# start of DATA PROVIDED

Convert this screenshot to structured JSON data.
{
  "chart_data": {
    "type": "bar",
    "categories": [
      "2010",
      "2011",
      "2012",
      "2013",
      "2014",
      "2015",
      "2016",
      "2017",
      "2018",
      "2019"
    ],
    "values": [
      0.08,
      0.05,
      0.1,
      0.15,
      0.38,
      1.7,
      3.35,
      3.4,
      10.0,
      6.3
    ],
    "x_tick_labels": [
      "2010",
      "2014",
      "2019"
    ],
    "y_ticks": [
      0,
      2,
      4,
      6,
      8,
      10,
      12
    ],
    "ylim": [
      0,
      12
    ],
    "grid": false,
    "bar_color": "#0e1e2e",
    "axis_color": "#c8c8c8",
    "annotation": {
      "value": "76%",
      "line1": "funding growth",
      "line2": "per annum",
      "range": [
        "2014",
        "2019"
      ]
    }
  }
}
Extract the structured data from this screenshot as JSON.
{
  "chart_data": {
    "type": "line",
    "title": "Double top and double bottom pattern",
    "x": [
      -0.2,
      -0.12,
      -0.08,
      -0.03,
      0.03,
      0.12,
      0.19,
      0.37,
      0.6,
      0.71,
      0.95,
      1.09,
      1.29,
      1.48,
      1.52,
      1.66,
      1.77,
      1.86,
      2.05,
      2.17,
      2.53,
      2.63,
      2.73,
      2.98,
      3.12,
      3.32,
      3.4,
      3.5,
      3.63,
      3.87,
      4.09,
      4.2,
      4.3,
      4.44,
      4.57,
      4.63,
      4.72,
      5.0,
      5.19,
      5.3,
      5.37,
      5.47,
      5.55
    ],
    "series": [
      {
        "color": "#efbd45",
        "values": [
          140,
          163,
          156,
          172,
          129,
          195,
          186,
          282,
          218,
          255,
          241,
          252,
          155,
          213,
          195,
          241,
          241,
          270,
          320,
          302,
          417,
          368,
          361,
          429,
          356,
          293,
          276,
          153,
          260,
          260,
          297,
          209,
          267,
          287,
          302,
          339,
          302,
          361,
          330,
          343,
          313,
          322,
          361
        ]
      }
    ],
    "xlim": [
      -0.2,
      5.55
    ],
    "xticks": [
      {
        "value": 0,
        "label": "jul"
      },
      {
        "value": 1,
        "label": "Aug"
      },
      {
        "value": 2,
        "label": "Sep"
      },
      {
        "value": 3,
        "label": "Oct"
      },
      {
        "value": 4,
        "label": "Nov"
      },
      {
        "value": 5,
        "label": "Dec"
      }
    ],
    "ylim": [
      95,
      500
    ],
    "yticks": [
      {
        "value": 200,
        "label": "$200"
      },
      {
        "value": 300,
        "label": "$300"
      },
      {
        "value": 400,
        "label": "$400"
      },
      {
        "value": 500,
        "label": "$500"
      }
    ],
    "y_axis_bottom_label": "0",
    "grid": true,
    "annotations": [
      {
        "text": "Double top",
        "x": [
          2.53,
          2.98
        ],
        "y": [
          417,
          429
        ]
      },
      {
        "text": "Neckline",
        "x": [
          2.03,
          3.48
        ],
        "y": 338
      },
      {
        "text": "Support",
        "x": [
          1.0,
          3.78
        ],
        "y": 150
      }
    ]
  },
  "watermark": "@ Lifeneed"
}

# end of DATA PROVIDED

CHALLENGE: Write the whole listing out again. Keep every line exactly as it is.

RESPONSE:
Convert this screenshot to structured JSON data.
{
  "chart_data": {
    "type": "bar",
    "categories": [
      "2010",
      "2011",
      "2012",
      "2013",
      "2014",
      "2015",
      "2016",
      "2017",
      "2018",
      "2019"
    ],
    "values": [
      0.08,
      0.05,
      0.1,
      0.15,
      0.38,
      1.7,
      3.35,
      3.4,
      10.0,
      6.3
    ],
    "x_tick_labels": [
      "2010",
      "2014",
      "2019"
    ],
    "y_ticks": [
      0,
      2,
      4,
      6,
      8,
      10,
      12
    ],
    "ylim": [
      0,
      12
    ],
    "grid": false,
    "bar_color": "#0e1e2e",
    "axis_color": "#c8c8c8",
    "annotation": {
      "value": "76%",
      "line1": "funding growth",
      "line2": "per annum",
      "range": [
        "2014",
        "2019"
      ]
    }
  }
}
Extract the structured data from this screenshot as JSON.
{
  "chart_data": {
    "type": "line",
    "title": "Double top and double bottom pattern",
    "x": [
      -0.2,
      -0.12,
      -0.08,
      -0.03,
      0.03,
      0.12,
      0.19,
      0.37,
      0.6,
      0.71,
      0.95,
      1.09,
      1.29,
      1.48,
      1.52,
      1.66,
      1.77,
      1.86,
      2.05,
      2.17,
      2.53,
      2.63,
      2.73,
      2.98,
      3.12,
      3.32,
      3.4,
      3.5,
      3.63,
      3.87,
      4.09,
      4.2,
      4.3,
      4.44,
      4.57,
      4.63,
      4.72,
      5.0,
      5.19,
      5.3,
      5.37,
      5.47,
      5.55
    ],
    "series": [
      {
        "color": "#efbd45",
        "values": [
          140,
          163,
          156,
          172,
          129,
          195,
          186,
          282,
          218,
          255,
          241,
          252,
          155,
          213,
          195,
          241,
          241,
          270,
          320,
          302,
          417,
          368,
          361,
          429,
          356,
          293,
          276,
          153,
          260,
          260,
          297,
          209,
          267,
          287,
          302,
          339,
          302,
          361,
          330,
          343,
          313,
          322,
          361
        ]
      }
    ],
    "xlim": [
      -0.2,
      5.55
    ],
    "xticks": [
      {
        "value": 0,
        "label": "jul"
      },
      {
        "value": 1,
        "label": "Aug"
      },
      {
        "value": 2,
        "label": "Sep"
      },
      {
        "value": 3,
        "label": "Oct"
      },
      {
        "value": 4,
        "label": "Nov"
      },
      {
        "value": 5,
        "label": "Dec"
      }
    ],
    "ylim": [
      95,
      500
    ],
    "yticks": [
      {
        "value": 200,
        "label": "$200"
      },
      {
        "value": 300,
        "label": "$300"
      },
      {
        "value": 400,
        "label": "$400"
      },
      {
        "value": 500,
        "label": "$500"
      }
    ],
    "y_axis_bottom_label": "0",
    "grid": true,
    "annotations": [
      {
        "text": "Double top",
        "x": [
          2.53,
          2.98
        ],
        "y": [
          417,
          429
        ]
      },
      {
        "text": "Neckline",
        "x": [
          2.03,
          3.48
        ],
        "y": 338
      },
      {
        "text": "Support",
        "x": [
          1.0,
          3.78
        ],
        "y": 150
      }
    ]
  },
  "watermark": "@ Lifeneed"
}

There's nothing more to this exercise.